Saturday, August 02, 2008

All Crime is Local

The most common question I hear at conferences is, “Where do you get your ideas?” Despite my stock answers (aisle 6 at Sam’s Club or www.author-ideas.com) The truth is, most crime writers work from real life crimes they see or read about in the news.

Then of coures I hear how lucky I am that my private detective, Hannibal Jones, lives in crime-ridden Washington DC. “But I live in a peaceful little town,” they say. “Where can I get ideas?”

That made me wonder about my real home in Northern Virginia, where Hannibal Jones often strays in the course of an adventure. And guess what? I live in a crime-ridden area too. A little research showed me that recently several gangs surfaced, leaving graffiti that police at first thought was just random vandalism. A girl who had been relocated to the Shanendoah Valley area for protection was murdered by a group called the Mara Salvatrucha, or MS-13. Police say this Latino based gang is following the growth of drug use in small towns. Then I read that groups of farmers banded together to fight their growing influence and to maintain the peace of their rural life. Is there a novel hidden in there someplace? You betcha!

--------

*Problem 1:*
Copy the passage of the local-crime blog post starting at "The most common" and ending at "in the news.".
*Problem 2:*
Continue the blog post about where crime writers get their ideas, picking up after its final sentence.

--------

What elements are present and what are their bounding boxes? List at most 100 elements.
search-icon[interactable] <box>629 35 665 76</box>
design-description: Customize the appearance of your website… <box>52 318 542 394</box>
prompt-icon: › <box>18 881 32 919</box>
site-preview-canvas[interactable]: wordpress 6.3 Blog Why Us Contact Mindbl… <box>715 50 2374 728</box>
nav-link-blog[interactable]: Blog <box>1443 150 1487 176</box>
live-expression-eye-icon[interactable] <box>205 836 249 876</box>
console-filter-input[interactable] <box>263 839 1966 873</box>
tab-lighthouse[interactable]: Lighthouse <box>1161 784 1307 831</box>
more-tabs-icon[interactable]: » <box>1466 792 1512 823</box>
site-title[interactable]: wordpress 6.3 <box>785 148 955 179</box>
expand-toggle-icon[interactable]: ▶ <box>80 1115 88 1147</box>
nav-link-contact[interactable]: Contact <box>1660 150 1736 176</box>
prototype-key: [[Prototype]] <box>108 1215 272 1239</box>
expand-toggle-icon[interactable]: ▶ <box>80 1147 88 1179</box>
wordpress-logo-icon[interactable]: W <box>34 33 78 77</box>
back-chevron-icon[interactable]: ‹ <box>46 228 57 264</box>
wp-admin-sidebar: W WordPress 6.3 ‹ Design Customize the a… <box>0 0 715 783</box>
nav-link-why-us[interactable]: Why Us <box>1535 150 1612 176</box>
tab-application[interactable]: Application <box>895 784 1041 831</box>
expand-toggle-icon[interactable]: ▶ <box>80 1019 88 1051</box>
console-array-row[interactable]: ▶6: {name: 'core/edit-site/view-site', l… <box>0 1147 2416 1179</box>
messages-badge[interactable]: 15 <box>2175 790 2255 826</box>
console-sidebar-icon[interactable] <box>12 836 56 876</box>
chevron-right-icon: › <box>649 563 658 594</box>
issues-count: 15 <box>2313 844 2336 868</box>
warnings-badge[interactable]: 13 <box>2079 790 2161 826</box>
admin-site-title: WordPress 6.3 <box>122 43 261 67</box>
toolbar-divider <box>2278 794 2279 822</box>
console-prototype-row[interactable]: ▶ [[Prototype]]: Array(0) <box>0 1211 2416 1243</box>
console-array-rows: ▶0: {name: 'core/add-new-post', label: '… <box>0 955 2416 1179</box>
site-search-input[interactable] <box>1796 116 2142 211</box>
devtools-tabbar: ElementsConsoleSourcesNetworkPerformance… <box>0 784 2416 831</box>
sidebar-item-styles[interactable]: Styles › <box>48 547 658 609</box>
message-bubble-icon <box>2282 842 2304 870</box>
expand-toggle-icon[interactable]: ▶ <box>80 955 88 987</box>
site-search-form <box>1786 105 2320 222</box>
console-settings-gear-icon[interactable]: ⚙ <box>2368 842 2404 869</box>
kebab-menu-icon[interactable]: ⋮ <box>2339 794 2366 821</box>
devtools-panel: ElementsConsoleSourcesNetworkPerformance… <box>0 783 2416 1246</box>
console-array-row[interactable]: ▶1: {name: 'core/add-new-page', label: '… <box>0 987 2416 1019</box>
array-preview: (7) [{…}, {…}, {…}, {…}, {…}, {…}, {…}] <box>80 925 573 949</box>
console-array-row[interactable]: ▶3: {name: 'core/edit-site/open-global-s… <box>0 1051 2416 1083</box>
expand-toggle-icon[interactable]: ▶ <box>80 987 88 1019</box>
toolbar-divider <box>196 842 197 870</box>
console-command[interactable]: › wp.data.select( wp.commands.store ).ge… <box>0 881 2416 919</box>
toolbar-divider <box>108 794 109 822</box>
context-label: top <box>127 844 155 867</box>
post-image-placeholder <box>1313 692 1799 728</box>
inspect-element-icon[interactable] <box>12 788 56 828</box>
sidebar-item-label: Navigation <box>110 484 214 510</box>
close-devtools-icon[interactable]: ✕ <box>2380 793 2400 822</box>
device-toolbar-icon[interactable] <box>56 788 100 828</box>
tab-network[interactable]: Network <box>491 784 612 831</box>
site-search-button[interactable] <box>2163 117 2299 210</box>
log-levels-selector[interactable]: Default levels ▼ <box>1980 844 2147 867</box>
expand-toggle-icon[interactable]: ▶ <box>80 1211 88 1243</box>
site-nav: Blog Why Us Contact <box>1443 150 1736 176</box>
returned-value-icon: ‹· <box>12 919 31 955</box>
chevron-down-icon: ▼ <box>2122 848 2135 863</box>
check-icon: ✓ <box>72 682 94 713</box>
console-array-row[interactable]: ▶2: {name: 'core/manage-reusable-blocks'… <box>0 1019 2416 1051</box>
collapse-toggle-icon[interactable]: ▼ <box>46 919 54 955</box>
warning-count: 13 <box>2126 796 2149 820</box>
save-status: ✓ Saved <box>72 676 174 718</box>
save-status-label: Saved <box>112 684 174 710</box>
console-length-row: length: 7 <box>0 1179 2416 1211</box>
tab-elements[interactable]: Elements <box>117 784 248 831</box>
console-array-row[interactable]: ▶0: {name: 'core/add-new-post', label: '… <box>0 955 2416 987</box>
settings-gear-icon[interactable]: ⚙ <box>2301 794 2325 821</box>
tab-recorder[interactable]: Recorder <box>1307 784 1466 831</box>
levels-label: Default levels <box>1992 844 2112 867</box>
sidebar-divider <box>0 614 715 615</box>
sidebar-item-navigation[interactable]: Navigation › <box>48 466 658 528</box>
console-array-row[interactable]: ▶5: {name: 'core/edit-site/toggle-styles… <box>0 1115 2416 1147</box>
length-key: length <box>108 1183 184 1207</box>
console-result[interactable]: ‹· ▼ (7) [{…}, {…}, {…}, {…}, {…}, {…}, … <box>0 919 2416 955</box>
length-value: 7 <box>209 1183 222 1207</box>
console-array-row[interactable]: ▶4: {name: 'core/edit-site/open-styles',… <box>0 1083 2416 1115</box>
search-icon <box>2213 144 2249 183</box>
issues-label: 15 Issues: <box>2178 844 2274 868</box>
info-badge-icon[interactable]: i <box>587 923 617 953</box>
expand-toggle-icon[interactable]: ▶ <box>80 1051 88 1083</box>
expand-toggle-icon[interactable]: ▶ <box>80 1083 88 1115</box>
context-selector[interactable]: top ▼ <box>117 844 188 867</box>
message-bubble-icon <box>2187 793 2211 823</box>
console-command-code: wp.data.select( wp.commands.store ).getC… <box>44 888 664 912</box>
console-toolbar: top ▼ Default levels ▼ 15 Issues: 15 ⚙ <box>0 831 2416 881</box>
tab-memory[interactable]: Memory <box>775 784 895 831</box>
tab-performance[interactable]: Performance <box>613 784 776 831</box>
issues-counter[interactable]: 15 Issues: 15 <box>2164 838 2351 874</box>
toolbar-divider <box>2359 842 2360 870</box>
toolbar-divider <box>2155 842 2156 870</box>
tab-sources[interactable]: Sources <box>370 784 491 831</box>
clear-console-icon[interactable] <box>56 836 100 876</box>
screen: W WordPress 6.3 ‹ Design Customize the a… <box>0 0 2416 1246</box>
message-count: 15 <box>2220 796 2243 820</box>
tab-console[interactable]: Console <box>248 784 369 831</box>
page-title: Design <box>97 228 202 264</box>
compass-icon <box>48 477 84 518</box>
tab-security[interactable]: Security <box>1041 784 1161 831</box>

--------

*Answer space 1:*
The most common question I hear at conferences is, “Where do you get your ideas?” Despite my stock answers (aisle 6 at Sam’s Club or www.author-ideas.com) The truth is, most crime writers work from real life crimes they see or read about in the news.

*Answer space 2:*
There’s an FBI taskforce now because several people have been brutally murdered in Northern Virginia. Newsweek called MS-13 ...the fastest-growing, most violent and least understood of the nation’s street gangs.”

So shootings, burglaries and drug use plague my area, and it’s certainly more pronounced than it was five years ago. Maybe it’s not more important than in Washington DC, but in an area proud of its rural heritage and peaceful lifestyle it sure can destroy peoples’ peace of mind. And THAT sounds like the theme for a series of novels. And consider these news clips I found on the “Hello, Alexandria” website:

Sat, 26 Jul 2008 06:50:54 GMT - SF Man Gets 23 Years For Trafficking Cocaine (CBS 5 Bay Area)A 34-year-old San Francisco man was sentenced in Eastern District of Virginia court Friday to 23 years in prison on cocaine trafficking and tax evasion charges in Alexandria, Virginia.

Hmmm... How’d he end up here?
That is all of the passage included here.